Set the listing down unchanged, minus every embedded image.

* [Information shown]
Start

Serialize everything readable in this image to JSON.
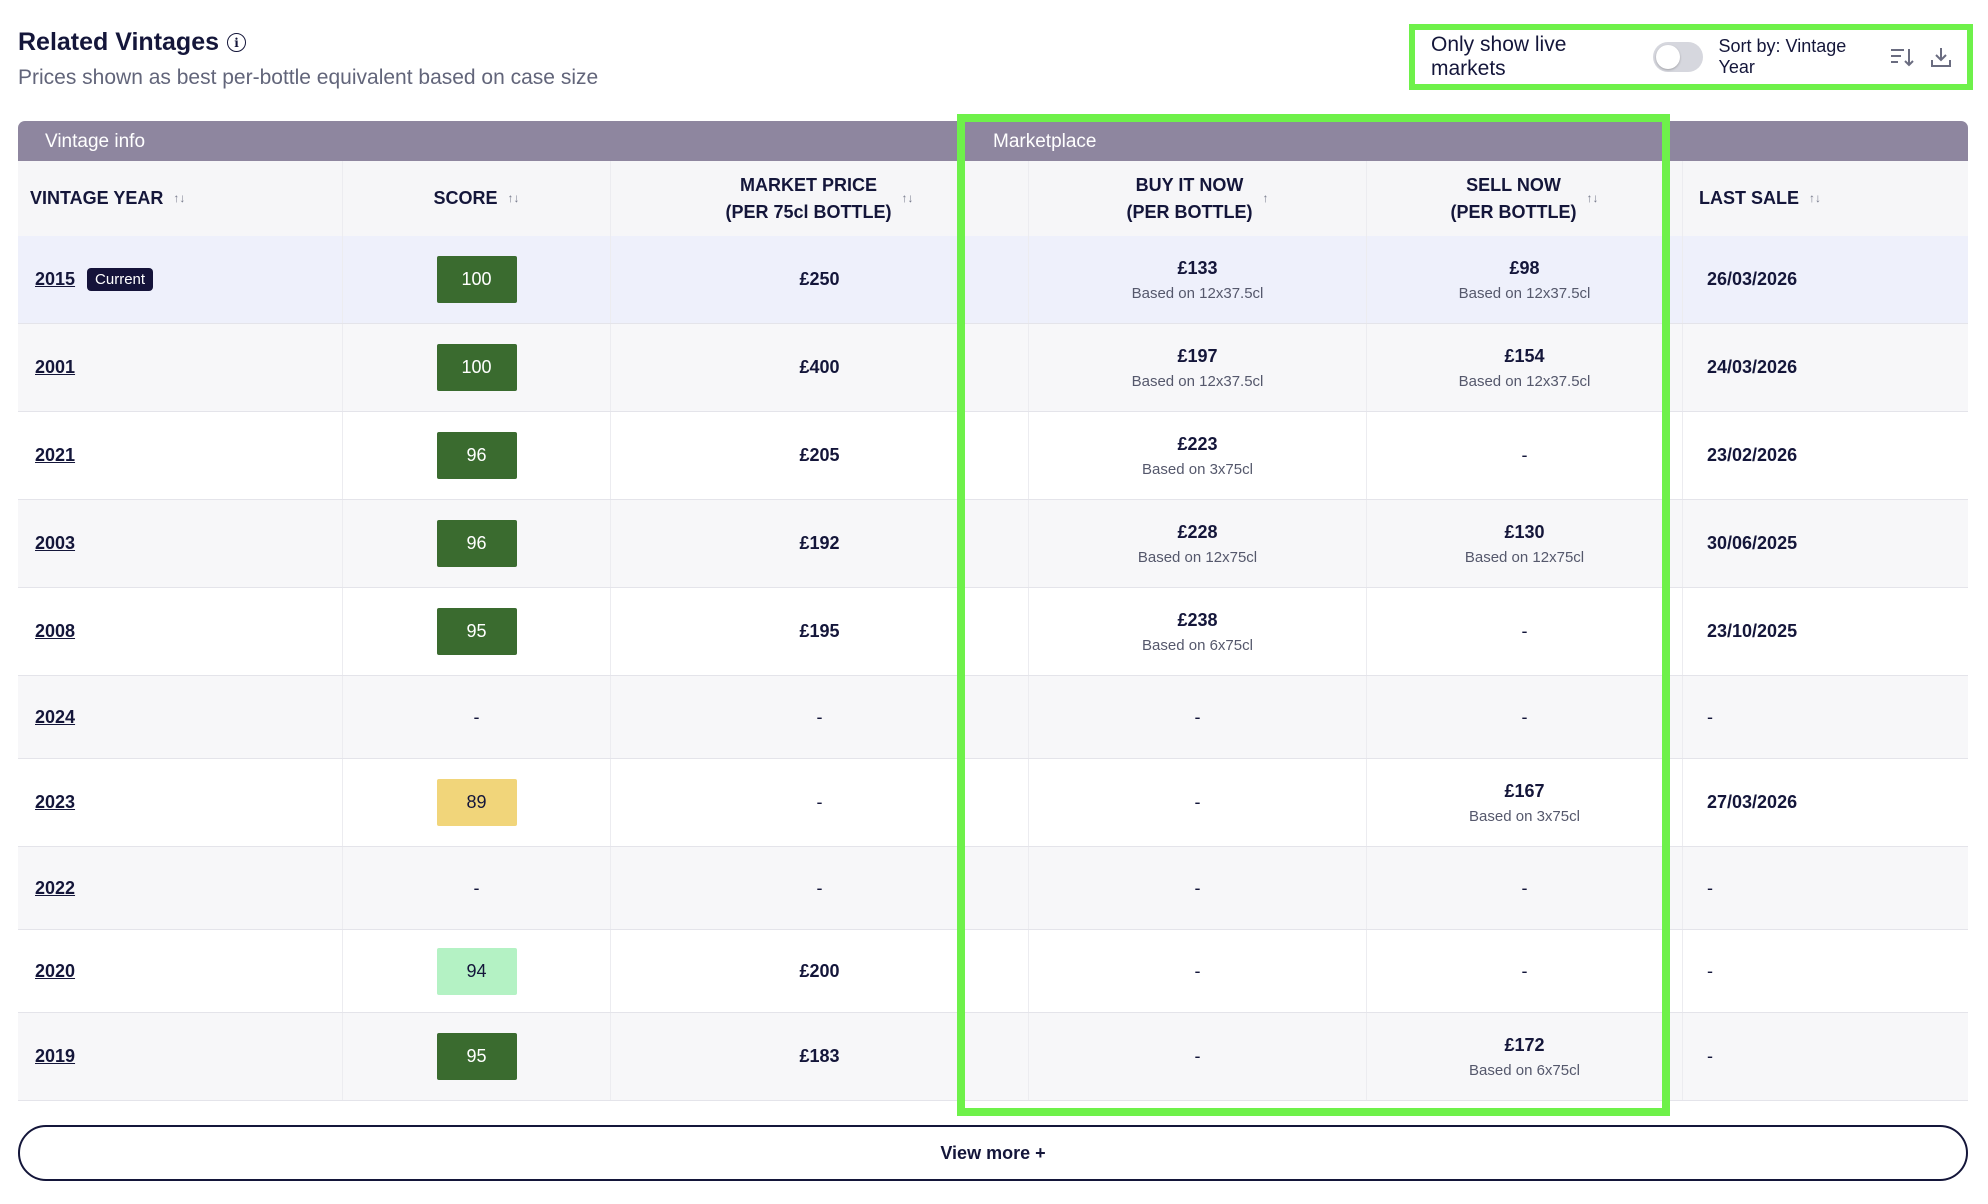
{
  "header": {
    "title": "Related Vintages",
    "subtitle": "Prices shown as best per-bottle equivalent based on case size",
    "info_icon": "info-icon"
  },
  "controls": {
    "live_label": "Only show live markets",
    "live_toggle_on": false,
    "sort_label": "Sort by: Vintage Year",
    "sort_icon": "sort-descending-icon",
    "download_icon": "download-icon"
  },
  "groups": {
    "vintage_info": "Vintage info",
    "marketplace": "Marketplace"
  },
  "columns": [
    {
      "line1": "VINTAGE YEAR",
      "line2": "",
      "sort": "↑↓"
    },
    {
      "line1": "SCORE",
      "line2": "",
      "sort": "↑↓"
    },
    {
      "line1": "MARKET PRICE",
      "line2": "(PER 75cl BOTTLE)",
      "sort": "↑↓"
    },
    {
      "line1": "BUY IT NOW",
      "line2": "(PER BOTTLE)",
      "sort": "↑"
    },
    {
      "line1": "SELL NOW",
      "line2": "(PER BOTTLE)",
      "sort": "↑↓"
    },
    {
      "line1": "LAST SALE",
      "line2": "",
      "sort": "↑↓"
    }
  ],
  "current_badge": "Current",
  "rows": [
    {
      "year": "2015",
      "current": true,
      "score": "100",
      "score_style": "dark",
      "market": "£250",
      "buy": "£133",
      "buy_sub": "Based on 12x37.5cl",
      "sell": "£98",
      "sell_sub": "Based on 12x37.5cl",
      "last": "26/03/2026"
    },
    {
      "year": "2001",
      "current": false,
      "score": "100",
      "score_style": "dark",
      "market": "£400",
      "buy": "£197",
      "buy_sub": "Based on 12x37.5cl",
      "sell": "£154",
      "sell_sub": "Based on 12x37.5cl",
      "last": "24/03/2026"
    },
    {
      "year": "2021",
      "current": false,
      "score": "96",
      "score_style": "dark",
      "market": "£205",
      "buy": "£223",
      "buy_sub": "Based on 3x75cl",
      "sell": "-",
      "sell_sub": "",
      "last": "23/02/2026"
    },
    {
      "year": "2003",
      "current": false,
      "score": "96",
      "score_style": "dark",
      "market": "£192",
      "buy": "£228",
      "buy_sub": "Based on 12x75cl",
      "sell": "£130",
      "sell_sub": "Based on 12x75cl",
      "last": "30/06/2025"
    },
    {
      "year": "2008",
      "current": false,
      "score": "95",
      "score_style": "dark",
      "market": "£195",
      "buy": "£238",
      "buy_sub": "Based on 6x75cl",
      "sell": "-",
      "sell_sub": "",
      "last": "23/10/2025"
    },
    {
      "year": "2024",
      "current": false,
      "score": "-",
      "score_style": "none",
      "market": "-",
      "buy": "-",
      "buy_sub": "",
      "sell": "-",
      "sell_sub": "",
      "last": "-"
    },
    {
      "year": "2023",
      "current": false,
      "score": "89",
      "score_style": "yellow",
      "market": "-",
      "buy": "-",
      "buy_sub": "",
      "sell": "£167",
      "sell_sub": "Based on 3x75cl",
      "last": "27/03/2026"
    },
    {
      "year": "2022",
      "current": false,
      "score": "-",
      "score_style": "none",
      "market": "-",
      "buy": "-",
      "buy_sub": "",
      "sell": "-",
      "sell_sub": "",
      "last": "-"
    },
    {
      "year": "2020",
      "current": false,
      "score": "94",
      "score_style": "light",
      "market": "£200",
      "buy": "-",
      "buy_sub": "",
      "sell": "-",
      "sell_sub": "",
      "last": "-"
    },
    {
      "year": "2019",
      "current": false,
      "score": "95",
      "score_style": "dark",
      "market": "£183",
      "buy": "-",
      "buy_sub": "",
      "sell": "£172",
      "sell_sub": "Based on 6x75cl",
      "last": "-"
    }
  ],
  "score_colors": {
    "dark": {
      "bg": "#3a6b2f",
      "fg": "#ffffff"
    },
    "light": {
      "bg": "#b4f2c4",
      "fg": "#14163a"
    },
    "yellow": {
      "bg": "#f1d57a",
      "fg": "#14163a"
    }
  },
  "view_more_label": "View more +",
  "highlight_color": "#6ef14a"
}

End

* [Result for this exercise]
Serialize everything readable in this image to JSON.
{
  "header": {
    "title": "Related Vintages",
    "subtitle": "Prices shown as best per-bottle equivalent based on case size",
    "info_icon": "info-icon"
  },
  "controls": {
    "live_label": "Only show live markets",
    "live_toggle_on": false,
    "sort_label": "Sort by: Vintage Year",
    "sort_icon": "sort-descending-icon",
    "download_icon": "download-icon"
  },
  "groups": {
    "vintage_info": "Vintage info",
    "marketplace": "Marketplace"
  },
  "columns": [
    {
      "line1": "VINTAGE YEAR",
      "line2": "",
      "sort": "↑↓"
    },
    {
      "line1": "SCORE",
      "line2": "",
      "sort": "↑↓"
    },
    {
      "line1": "MARKET PRICE",
      "line2": "(PER 75cl BOTTLE)",
      "sort": "↑↓"
    },
    {
      "line1": "BUY IT NOW",
      "line2": "(PER BOTTLE)",
      "sort": "↑"
    },
    {
      "line1": "SELL NOW",
      "line2": "(PER BOTTLE)",
      "sort": "↑↓"
    },
    {
      "line1": "LAST SALE",
      "line2": "",
      "sort": "↑↓"
    }
  ],
  "current_badge": "Current",
  "rows": [
    {
      "year": "2015",
      "current": true,
      "score": "100",
      "score_style": "dark",
      "market": "£250",
      "buy": "£133",
      "buy_sub": "Based on 12x37.5cl",
      "sell": "£98",
      "sell_sub": "Based on 12x37.5cl",
      "last": "26/03/2026"
    },
    {
      "year": "2001",
      "current": false,
      "score": "100",
      "score_style": "dark",
      "market": "£400",
      "buy": "£197",
      "buy_sub": "Based on 12x37.5cl",
      "sell": "£154",
      "sell_sub": "Based on 12x37.5cl",
      "last": "24/03/2026"
    },
    {
      "year": "2021",
      "current": false,
      "score": "96",
      "score_style": "dark",
      "market": "£205",
      "buy": "£223",
      "buy_sub": "Based on 3x75cl",
      "sell": "-",
      "sell_sub": "",
      "last": "23/02/2026"
    },
    {
      "year": "2003",
      "current": false,
      "score": "96",
      "score_style": "dark",
      "market": "£192",
      "buy": "£228",
      "buy_sub": "Based on 12x75cl",
      "sell": "£130",
      "sell_sub": "Based on 12x75cl",
      "last": "30/06/2025"
    },
    {
      "year": "2008",
      "current": false,
      "score": "95",
      "score_style": "dark",
      "market": "£195",
      "buy": "£238",
      "buy_sub": "Based on 6x75cl",
      "sell": "-",
      "sell_sub": "",
      "last": "23/10/2025"
    },
    {
      "year": "2024",
      "current": false,
      "score": "-",
      "score_style": "none",
      "market": "-",
      "buy": "-",
      "buy_sub": "",
      "sell": "-",
      "sell_sub": "",
      "last": "-"
    },
    {
      "year": "2023",
      "current": false,
      "score": "89",
      "score_style": "yellow",
      "market": "-",
      "buy": "-",
      "buy_sub": "",
      "sell": "£167",
      "sell_sub": "Based on 3x75cl",
      "last": "27/03/2026"
    },
    {
      "year": "2022",
      "current": false,
      "score": "-",
      "score_style": "none",
      "market": "-",
      "buy": "-",
      "buy_sub": "",
      "sell": "-",
      "sell_sub": "",
      "last": "-"
    },
    {
      "year": "2020",
      "current": false,
      "score": "94",
      "score_style": "light",
      "market": "£200",
      "buy": "-",
      "buy_sub": "",
      "sell": "-",
      "sell_sub": "",
      "last": "-"
    },
    {
      "year": "2019",
      "current": false,
      "score": "95",
      "score_style": "dark",
      "market": "£183",
      "buy": "-",
      "buy_sub": "",
      "sell": "£172",
      "sell_sub": "Based on 6x75cl",
      "last": "-"
    }
  ],
  "score_colors": {
    "dark": {
      "bg": "#3a6b2f",
      "fg": "#ffffff"
    },
    "light": {
      "bg": "#b4f2c4",
      "fg": "#14163a"
    },
    "yellow": {
      "bg": "#f1d57a",
      "fg": "#14163a"
    }
  },
  "view_more_label": "View more +",
  "highlight_color": "#6ef14a"
}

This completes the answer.